ENTRIES PROVIDED
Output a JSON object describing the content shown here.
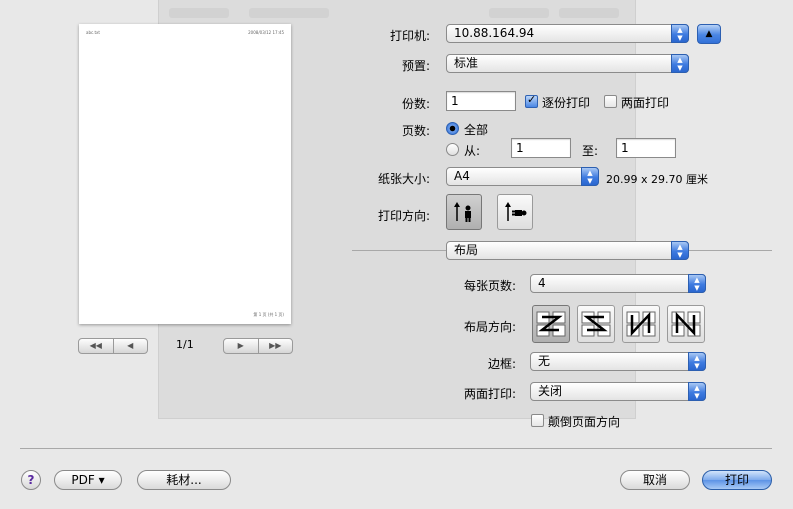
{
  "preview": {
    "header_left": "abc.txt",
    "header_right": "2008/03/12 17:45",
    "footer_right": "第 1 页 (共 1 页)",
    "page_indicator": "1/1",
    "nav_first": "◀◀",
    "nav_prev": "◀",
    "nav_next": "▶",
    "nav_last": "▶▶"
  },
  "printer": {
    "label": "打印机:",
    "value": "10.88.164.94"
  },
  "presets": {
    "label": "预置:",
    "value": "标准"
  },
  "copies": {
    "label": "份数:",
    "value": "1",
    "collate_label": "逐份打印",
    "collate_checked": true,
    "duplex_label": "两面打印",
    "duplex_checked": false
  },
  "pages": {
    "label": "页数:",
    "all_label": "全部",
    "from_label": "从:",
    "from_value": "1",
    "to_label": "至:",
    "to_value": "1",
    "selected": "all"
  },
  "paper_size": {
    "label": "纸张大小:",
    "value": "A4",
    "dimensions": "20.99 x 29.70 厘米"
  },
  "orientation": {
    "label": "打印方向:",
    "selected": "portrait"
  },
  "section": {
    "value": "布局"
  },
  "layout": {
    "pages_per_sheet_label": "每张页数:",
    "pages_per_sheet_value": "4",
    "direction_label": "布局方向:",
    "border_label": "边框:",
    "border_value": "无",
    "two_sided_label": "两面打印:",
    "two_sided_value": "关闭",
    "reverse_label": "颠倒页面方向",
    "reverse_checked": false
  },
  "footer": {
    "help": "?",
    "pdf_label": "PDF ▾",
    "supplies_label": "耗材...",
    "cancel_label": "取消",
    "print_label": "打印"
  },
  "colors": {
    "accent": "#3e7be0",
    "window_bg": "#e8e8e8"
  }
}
==
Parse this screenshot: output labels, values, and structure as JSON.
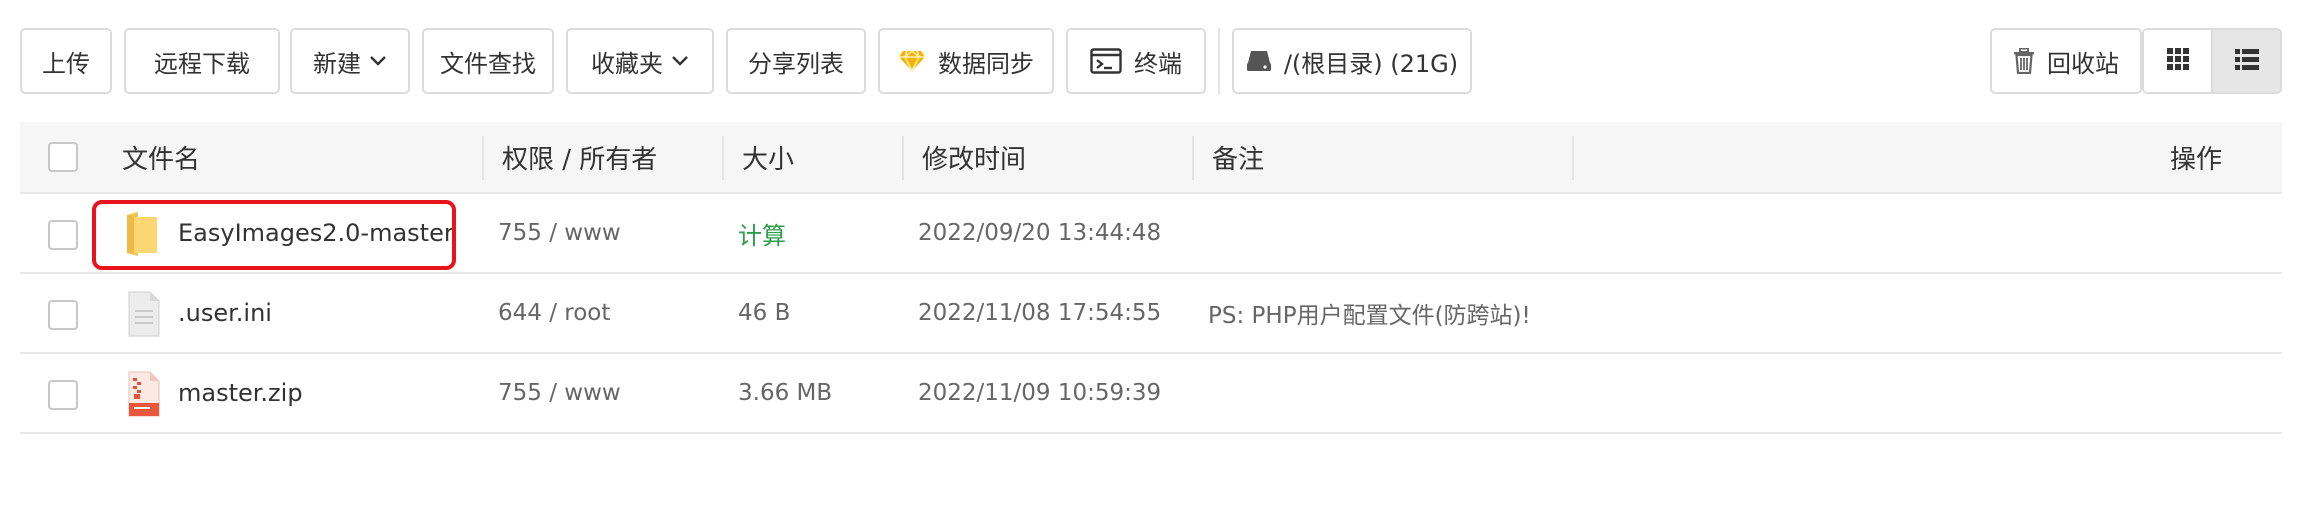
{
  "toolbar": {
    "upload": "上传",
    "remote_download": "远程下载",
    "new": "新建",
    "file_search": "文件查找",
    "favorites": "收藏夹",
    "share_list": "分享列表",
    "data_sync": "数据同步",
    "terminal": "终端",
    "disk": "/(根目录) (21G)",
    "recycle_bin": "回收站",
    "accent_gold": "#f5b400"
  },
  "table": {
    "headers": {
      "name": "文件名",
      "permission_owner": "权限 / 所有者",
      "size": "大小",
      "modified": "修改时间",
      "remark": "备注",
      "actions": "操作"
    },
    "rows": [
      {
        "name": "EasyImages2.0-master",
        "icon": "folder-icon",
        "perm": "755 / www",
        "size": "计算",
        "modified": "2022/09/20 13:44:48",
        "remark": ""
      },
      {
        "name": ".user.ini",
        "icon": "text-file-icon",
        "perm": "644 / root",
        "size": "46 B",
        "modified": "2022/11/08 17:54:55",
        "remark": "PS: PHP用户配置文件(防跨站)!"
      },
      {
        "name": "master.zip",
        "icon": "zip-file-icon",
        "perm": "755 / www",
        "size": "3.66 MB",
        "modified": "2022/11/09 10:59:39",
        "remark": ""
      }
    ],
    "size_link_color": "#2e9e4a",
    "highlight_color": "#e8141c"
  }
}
--
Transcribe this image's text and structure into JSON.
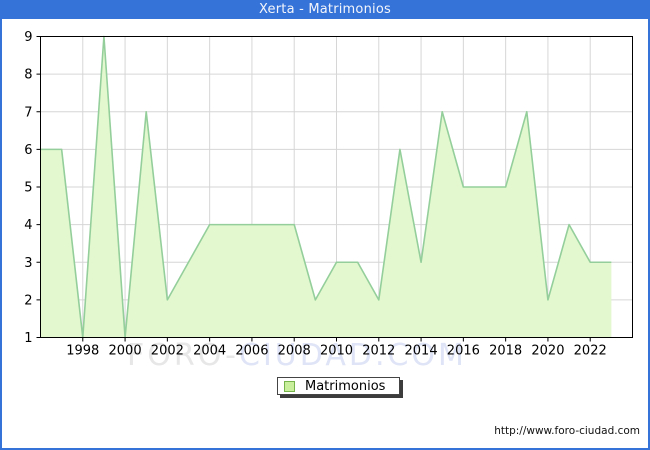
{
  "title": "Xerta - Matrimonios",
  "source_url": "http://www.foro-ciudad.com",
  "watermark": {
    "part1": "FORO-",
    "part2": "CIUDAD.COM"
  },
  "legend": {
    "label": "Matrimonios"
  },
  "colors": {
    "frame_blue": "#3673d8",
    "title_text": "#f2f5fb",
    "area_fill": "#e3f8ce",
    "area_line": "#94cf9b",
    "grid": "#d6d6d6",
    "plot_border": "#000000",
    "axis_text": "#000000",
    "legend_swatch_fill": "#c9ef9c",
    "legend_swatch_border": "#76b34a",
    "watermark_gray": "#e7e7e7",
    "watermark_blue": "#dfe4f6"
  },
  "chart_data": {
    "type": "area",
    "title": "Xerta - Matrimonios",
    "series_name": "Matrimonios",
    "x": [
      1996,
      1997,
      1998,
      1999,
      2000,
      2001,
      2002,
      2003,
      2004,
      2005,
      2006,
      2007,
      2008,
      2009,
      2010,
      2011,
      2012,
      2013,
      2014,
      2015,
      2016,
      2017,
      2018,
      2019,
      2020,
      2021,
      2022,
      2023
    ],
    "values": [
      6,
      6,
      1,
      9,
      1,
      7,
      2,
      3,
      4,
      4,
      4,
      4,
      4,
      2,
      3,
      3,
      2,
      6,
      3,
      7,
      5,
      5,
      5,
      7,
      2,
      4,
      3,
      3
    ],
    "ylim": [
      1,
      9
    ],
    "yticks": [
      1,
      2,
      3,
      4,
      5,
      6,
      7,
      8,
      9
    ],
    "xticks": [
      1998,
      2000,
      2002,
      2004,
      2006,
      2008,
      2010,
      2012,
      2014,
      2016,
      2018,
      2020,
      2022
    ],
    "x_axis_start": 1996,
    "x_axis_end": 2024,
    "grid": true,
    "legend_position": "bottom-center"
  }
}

BRIEF
Tally the lines that hold the string "两面打印" and state the total, nothing more.

RESULT
2